• PROMPT: Pictures should be excluded; otherwise, copy every entry exactly.

• RECORDS TO USE:
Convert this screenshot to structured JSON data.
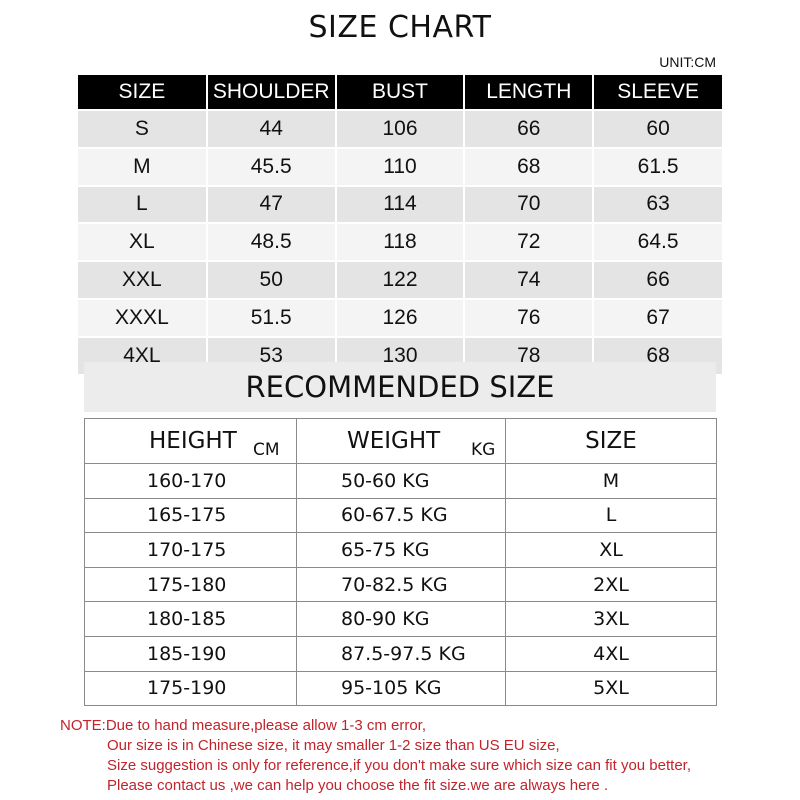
{
  "title": "SIZE CHART",
  "unit": "UNIT:CM",
  "size_table": {
    "headers": [
      "SIZE",
      "SHOULDER",
      "BUST",
      "LENGTH",
      "SLEEVE"
    ],
    "rows": [
      [
        "S",
        "44",
        "106",
        "66",
        "60"
      ],
      [
        "M",
        "45.5",
        "110",
        "68",
        "61.5"
      ],
      [
        "L",
        "47",
        "114",
        "70",
        "63"
      ],
      [
        "XL",
        "48.5",
        "118",
        "72",
        "64.5"
      ],
      [
        "XXL",
        "50",
        "122",
        "74",
        "66"
      ],
      [
        "XXXL",
        "51.5",
        "126",
        "76",
        "67"
      ],
      [
        "4XL",
        "53",
        "130",
        "78",
        "68"
      ]
    ]
  },
  "recommended": {
    "title": "RECOMMENDED SIZE",
    "headers": {
      "height": "HEIGHT",
      "height_unit": "CM",
      "weight": "WEIGHT",
      "weight_unit": "KG",
      "size": "SIZE"
    },
    "rows": [
      [
        "160-170",
        "50-60 KG",
        "M"
      ],
      [
        "165-175",
        "60-67.5 KG",
        "L"
      ],
      [
        "170-175",
        "65-75 KG",
        "XL"
      ],
      [
        "175-180",
        "70-82.5 KG",
        "2XL"
      ],
      [
        "180-185",
        "80-90 KG",
        "3XL"
      ],
      [
        "185-190",
        "87.5-97.5 KG",
        "4XL"
      ],
      [
        "175-190",
        "95-105 KG",
        "5XL"
      ]
    ]
  },
  "note": {
    "lines": [
      "NOTE:Due to hand measure,please allow 1-3 cm error,",
      "Our size is in Chinese size, it may smaller 1-2 size than US EU size,",
      "Size suggestion is only for reference,if you don't make sure which size can fit you better,",
      "Please contact  us ,we can help you choose the fit size.we are  always here ."
    ]
  },
  "colors": {
    "header_bg": "#000000",
    "note_text": "#c2232b",
    "band_bg": "#ececec"
  }
}
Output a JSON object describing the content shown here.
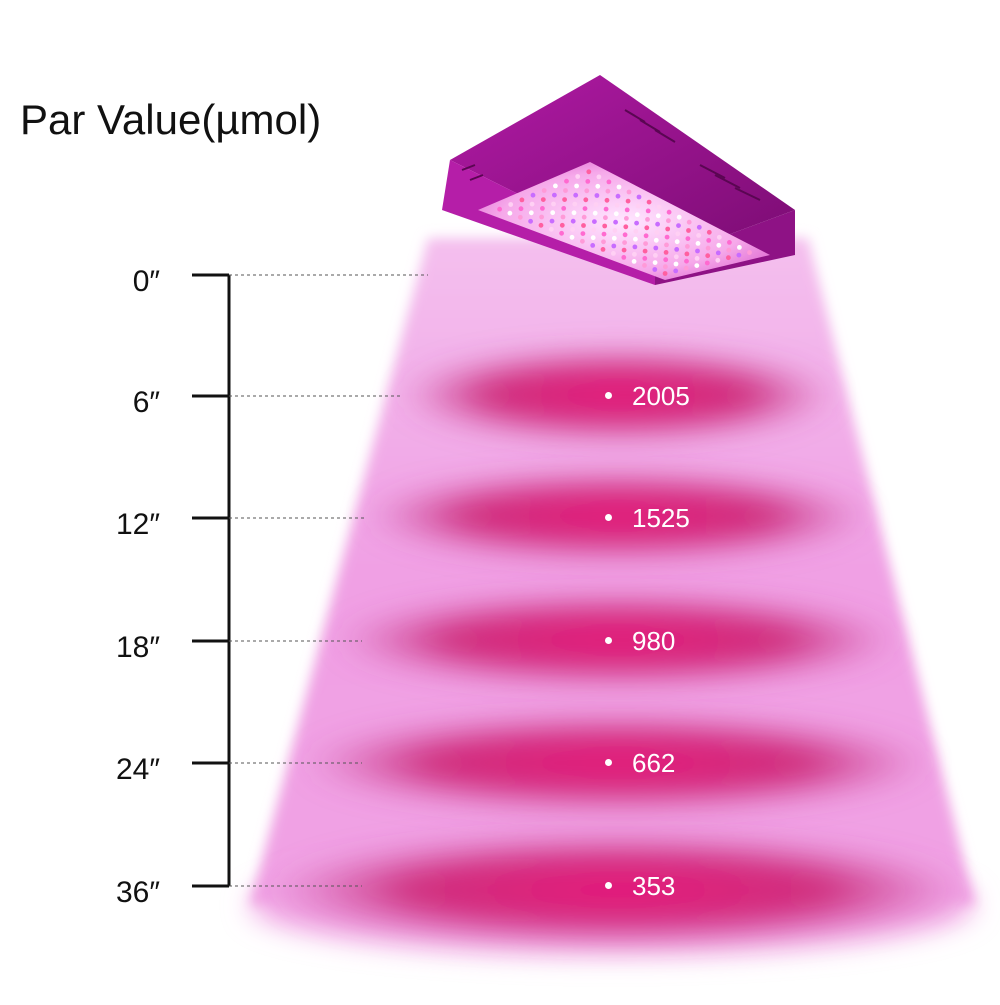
{
  "title": "Par Value(µmol)",
  "colors": {
    "beam": "#f2a6e6",
    "band": "#e0307a",
    "fixture": "#a9169c",
    "axis": "#111111"
  },
  "icons": {
    "fixture": "led-grow-light-icon"
  },
  "measurements": [
    {
      "distance": "0″",
      "par": ""
    },
    {
      "distance": "6″",
      "par": "2005"
    },
    {
      "distance": "12″",
      "par": "1525"
    },
    {
      "distance": "18″",
      "par": "980"
    },
    {
      "distance": "24″",
      "par": "662"
    },
    {
      "distance": "36″",
      "par": "353"
    }
  ]
}
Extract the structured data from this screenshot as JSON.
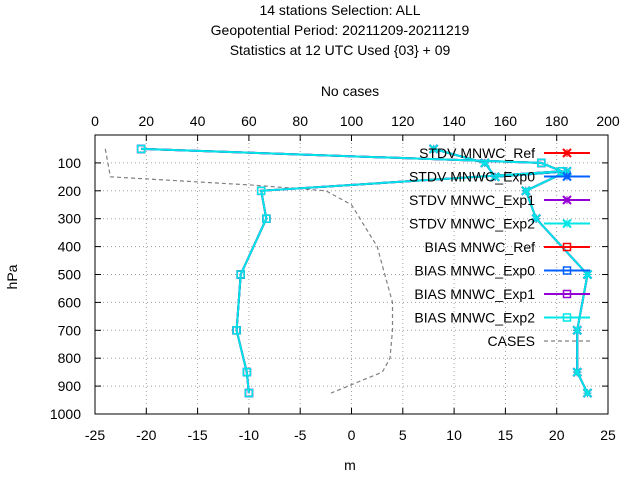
{
  "chart_data": {
    "type": "line",
    "title": [
      "14 stations Selection: ALL",
      "Geopotential  Period: 20211209-20211219",
      "Statistics at 12 UTC  Used {03} + 09"
    ],
    "xlabel": "m",
    "x2label": "No cases",
    "ylabel": "hPa",
    "xlim": [
      -25,
      25
    ],
    "x2lim": [
      0,
      200
    ],
    "ylim": [
      1000,
      0
    ],
    "xticks": [
      -25,
      -20,
      -15,
      -10,
      -5,
      0,
      5,
      10,
      15,
      20,
      25
    ],
    "x2ticks": [
      0,
      20,
      40,
      60,
      80,
      100,
      120,
      140,
      160,
      180,
      200
    ],
    "yticks": [
      100,
      200,
      300,
      400,
      500,
      600,
      700,
      800,
      900,
      1000
    ],
    "grid": true,
    "legend_position": "top-right",
    "series": [
      {
        "name": "STDV MNWC_Ref",
        "color": "#ff0000",
        "marker": "x",
        "axis": "x",
        "points": [
          [
            8,
            50
          ],
          [
            13,
            100
          ],
          [
            14,
            150
          ],
          [
            21,
            130
          ],
          [
            17,
            200
          ],
          [
            18,
            300
          ],
          [
            23,
            500
          ],
          [
            22,
            700
          ],
          [
            22,
            850
          ],
          [
            23,
            925
          ]
        ]
      },
      {
        "name": "STDV MNWC_Exp0",
        "color": "#0060ff",
        "marker": "x",
        "axis": "x",
        "points": [
          [
            8,
            50
          ],
          [
            13,
            100
          ],
          [
            14,
            150
          ],
          [
            21,
            130
          ],
          [
            17,
            200
          ],
          [
            18,
            300
          ],
          [
            23,
            500
          ],
          [
            22,
            700
          ],
          [
            22,
            850
          ],
          [
            23,
            925
          ]
        ]
      },
      {
        "name": "STDV MNWC_Exp1",
        "color": "#9400d3",
        "marker": "x",
        "axis": "x",
        "points": [
          [
            8,
            50
          ],
          [
            13,
            100
          ],
          [
            14,
            150
          ],
          [
            21,
            130
          ],
          [
            17,
            200
          ],
          [
            18,
            300
          ],
          [
            23,
            500
          ],
          [
            22,
            700
          ],
          [
            22,
            850
          ],
          [
            23,
            925
          ]
        ]
      },
      {
        "name": "STDV MNWC_Exp2",
        "color": "#00e5e5",
        "marker": "x",
        "axis": "x",
        "points": [
          [
            8,
            50
          ],
          [
            13,
            100
          ],
          [
            14,
            150
          ],
          [
            21,
            130
          ],
          [
            17,
            200
          ],
          [
            18,
            300
          ],
          [
            23,
            500
          ],
          [
            22,
            700
          ],
          [
            22,
            850
          ],
          [
            23,
            925
          ]
        ]
      },
      {
        "name": "BIAS MNWC_Ref",
        "color": "#ff0000",
        "marker": "square",
        "axis": "x",
        "points": [
          [
            -20.5,
            50
          ],
          [
            18.5,
            100
          ],
          [
            20.5,
            130
          ],
          [
            -8.8,
            200
          ],
          [
            -8.3,
            300
          ],
          [
            -10.8,
            500
          ],
          [
            -11.2,
            700
          ],
          [
            -10.2,
            850
          ],
          [
            -10.0,
            925
          ]
        ]
      },
      {
        "name": "BIAS MNWC_Exp0",
        "color": "#0060ff",
        "marker": "square",
        "axis": "x",
        "points": [
          [
            -20.5,
            50
          ],
          [
            18.5,
            100
          ],
          [
            20.5,
            130
          ],
          [
            -8.8,
            200
          ],
          [
            -8.3,
            300
          ],
          [
            -10.8,
            500
          ],
          [
            -11.2,
            700
          ],
          [
            -10.2,
            850
          ],
          [
            -10.0,
            925
          ]
        ]
      },
      {
        "name": "BIAS MNWC_Exp1",
        "color": "#9400d3",
        "marker": "square",
        "axis": "x",
        "points": [
          [
            -20.5,
            50
          ],
          [
            18.5,
            100
          ],
          [
            20.5,
            130
          ],
          [
            -8.8,
            200
          ],
          [
            -8.3,
            300
          ],
          [
            -10.8,
            500
          ],
          [
            -11.2,
            700
          ],
          [
            -10.2,
            850
          ],
          [
            -10.0,
            925
          ]
        ]
      },
      {
        "name": "BIAS MNWC_Exp2",
        "color": "#00e5e5",
        "marker": "square",
        "axis": "x",
        "points": [
          [
            -20.5,
            50
          ],
          [
            18.5,
            100
          ],
          [
            20.5,
            130
          ],
          [
            -8.8,
            200
          ],
          [
            -8.3,
            300
          ],
          [
            -10.8,
            500
          ],
          [
            -11.2,
            700
          ],
          [
            -10.2,
            850
          ],
          [
            -10.0,
            925
          ]
        ]
      },
      {
        "name": "CASES",
        "color": "#808080",
        "dash": true,
        "axis": "x2",
        "points": [
          [
            4,
            50
          ],
          [
            6,
            150
          ],
          [
            62,
            180
          ],
          [
            90,
            200
          ],
          [
            100,
            250
          ],
          [
            110,
            400
          ],
          [
            113,
            500
          ],
          [
            116,
            600
          ],
          [
            116,
            700
          ],
          [
            115,
            800
          ],
          [
            112,
            850
          ],
          [
            92,
            925
          ]
        ]
      }
    ]
  }
}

• WRITTEN SOLUTION:
Convert this screenshot to structured JSON data.
{
  "title": "SIZE CHART",
  "unit": "UNIT:CM",
  "size_table": {
    "headers": [
      "SIZE",
      "SHOULDER",
      "BUST",
      "LENGTH",
      "SLEEVE"
    ],
    "rows": [
      [
        "S",
        "44",
        "106",
        "66",
        "60"
      ],
      [
        "M",
        "45.5",
        "110",
        "68",
        "61.5"
      ],
      [
        "L",
        "47",
        "114",
        "70",
        "63"
      ],
      [
        "XL",
        "48.5",
        "118",
        "72",
        "64.5"
      ],
      [
        "XXL",
        "50",
        "122",
        "74",
        "66"
      ],
      [
        "XXXL",
        "51.5",
        "126",
        "76",
        "67"
      ],
      [
        "4XL",
        "53",
        "130",
        "78",
        "68"
      ]
    ]
  },
  "recommended": {
    "title": "RECOMMENDED SIZE",
    "headers": {
      "height": "HEIGHT",
      "height_unit": "CM",
      "weight": "WEIGHT",
      "weight_unit": "KG",
      "size": "SIZE"
    },
    "rows": [
      [
        "160-170",
        "50-60 KG",
        "M"
      ],
      [
        "165-175",
        "60-67.5 KG",
        "L"
      ],
      [
        "170-175",
        "65-75 KG",
        "XL"
      ],
      [
        "175-180",
        "70-82.5 KG",
        "2XL"
      ],
      [
        "180-185",
        "80-90 KG",
        "3XL"
      ],
      [
        "185-190",
        "87.5-97.5 KG",
        "4XL"
      ],
      [
        "175-190",
        "95-105 KG",
        "5XL"
      ]
    ]
  },
  "note": {
    "lines": [
      "NOTE:Due to hand measure,please allow 1-3 cm error,",
      "Our size is in Chinese size, it may smaller 1-2 size than US EU size,",
      "Size suggestion is only for reference,if you don't make sure which size can fit you better,",
      "Please contact  us ,we can help you choose the fit size.we are  always here ."
    ]
  },
  "colors": {
    "header_bg": "#000000",
    "note_text": "#c2232b",
    "band_bg": "#ececec"
  }
}
Output a JSON object describing the content shown here.
{
  "title": "Par Value(µmol)",
  "colors": {
    "beam": "#f2a6e6",
    "band": "#e0307a",
    "fixture": "#a9169c",
    "axis": "#111111"
  },
  "icons": {
    "fixture": "led-grow-light-icon"
  },
  "measurements": [
    {
      "distance": "0″",
      "par": ""
    },
    {
      "distance": "6″",
      "par": "2005"
    },
    {
      "distance": "12″",
      "par": "1525"
    },
    {
      "distance": "18″",
      "par": "980"
    },
    {
      "distance": "24″",
      "par": "662"
    },
    {
      "distance": "36″",
      "par": "353"
    }
  ]
}
Extract the structured data from this screenshot as JSON.
{
  "chart_data": {
    "type": "line",
    "title": [
      "14 stations Selection: ALL",
      "Geopotential  Period: 20211209-20211219",
      "Statistics at 12 UTC  Used {03} + 09"
    ],
    "xlabel": "m",
    "x2label": "No cases",
    "ylabel": "hPa",
    "xlim": [
      -25,
      25
    ],
    "x2lim": [
      0,
      200
    ],
    "ylim": [
      1000,
      0
    ],
    "xticks": [
      -25,
      -20,
      -15,
      -10,
      -5,
      0,
      5,
      10,
      15,
      20,
      25
    ],
    "x2ticks": [
      0,
      20,
      40,
      60,
      80,
      100,
      120,
      140,
      160,
      180,
      200
    ],
    "yticks": [
      100,
      200,
      300,
      400,
      500,
      600,
      700,
      800,
      900,
      1000
    ],
    "grid": true,
    "legend_position": "top-right",
    "series": [
      {
        "name": "STDV MNWC_Ref",
        "color": "#ff0000",
        "marker": "x",
        "axis": "x",
        "points": [
          [
            8,
            50
          ],
          [
            13,
            100
          ],
          [
            14,
            150
          ],
          [
            21,
            130
          ],
          [
            17,
            200
          ],
          [
            18,
            300
          ],
          [
            23,
            500
          ],
          [
            22,
            700
          ],
          [
            22,
            850
          ],
          [
            23,
            925
          ]
        ]
      },
      {
        "name": "STDV MNWC_Exp0",
        "color": "#0060ff",
        "marker": "x",
        "axis": "x",
        "points": [
          [
            8,
            50
          ],
          [
            13,
            100
          ],
          [
            14,
            150
          ],
          [
            21,
            130
          ],
          [
            17,
            200
          ],
          [
            18,
            300
          ],
          [
            23,
            500
          ],
          [
            22,
            700
          ],
          [
            22,
            850
          ],
          [
            23,
            925
          ]
        ]
      },
      {
        "name": "STDV MNWC_Exp1",
        "color": "#9400d3",
        "marker": "x",
        "axis": "x",
        "points": [
          [
            8,
            50
          ],
          [
            13,
            100
          ],
          [
            14,
            150
          ],
          [
            21,
            130
          ],
          [
            17,
            200
          ],
          [
            18,
            300
          ],
          [
            23,
            500
          ],
          [
            22,
            700
          ],
          [
            22,
            850
          ],
          [
            23,
            925
          ]
        ]
      },
      {
        "name": "STDV MNWC_Exp2",
        "color": "#00e5e5",
        "marker": "x",
        "axis": "x",
        "points": [
          [
            8,
            50
          ],
          [
            13,
            100
          ],
          [
            14,
            150
          ],
          [
            21,
            130
          ],
          [
            17,
            200
          ],
          [
            18,
            300
          ],
          [
            23,
            500
          ],
          [
            22,
            700
          ],
          [
            22,
            850
          ],
          [
            23,
            925
          ]
        ]
      },
      {
        "name": "BIAS MNWC_Ref",
        "color": "#ff0000",
        "marker": "square",
        "axis": "x",
        "points": [
          [
            -20.5,
            50
          ],
          [
            18.5,
            100
          ],
          [
            20.5,
            130
          ],
          [
            -8.8,
            200
          ],
          [
            -8.3,
            300
          ],
          [
            -10.8,
            500
          ],
          [
            -11.2,
            700
          ],
          [
            -10.2,
            850
          ],
          [
            -10.0,
            925
          ]
        ]
      },
      {
        "name": "BIAS MNWC_Exp0",
        "color": "#0060ff",
        "marker": "square",
        "axis": "x",
        "points": [
          [
            -20.5,
            50
          ],
          [
            18.5,
            100
          ],
          [
            20.5,
            130
          ],
          [
            -8.8,
            200
          ],
          [
            -8.3,
            300
          ],
          [
            -10.8,
            500
          ],
          [
            -11.2,
            700
          ],
          [
            -10.2,
            850
          ],
          [
            -10.0,
            925
          ]
        ]
      },
      {
        "name": "BIAS MNWC_Exp1",
        "color": "#9400d3",
        "marker": "square",
        "axis": "x",
        "points": [
          [
            -20.5,
            50
          ],
          [
            18.5,
            100
          ],
          [
            20.5,
            130
          ],
          [
            -8.8,
            200
          ],
          [
            -8.3,
            300
          ],
          [
            -10.8,
            500
          ],
          [
            -11.2,
            700
          ],
          [
            -10.2,
            850
          ],
          [
            -10.0,
            925
          ]
        ]
      },
      {
        "name": "BIAS MNWC_Exp2",
        "color": "#00e5e5",
        "marker": "square",
        "axis": "x",
        "points": [
          [
            -20.5,
            50
          ],
          [
            18.5,
            100
          ],
          [
            20.5,
            130
          ],
          [
            -8.8,
            200
          ],
          [
            -8.3,
            300
          ],
          [
            -10.8,
            500
          ],
          [
            -11.2,
            700
          ],
          [
            -10.2,
            850
          ],
          [
            -10.0,
            925
          ]
        ]
      },
      {
        "name": "CASES",
        "color": "#808080",
        "dash": true,
        "axis": "x2",
        "points": [
          [
            4,
            50
          ],
          [
            6,
            150
          ],
          [
            62,
            180
          ],
          [
            90,
            200
          ],
          [
            100,
            250
          ],
          [
            110,
            400
          ],
          [
            113,
            500
          ],
          [
            116,
            600
          ],
          [
            116,
            700
          ],
          [
            115,
            800
          ],
          [
            112,
            850
          ],
          [
            92,
            925
          ]
        ]
      }
    ]
  }
}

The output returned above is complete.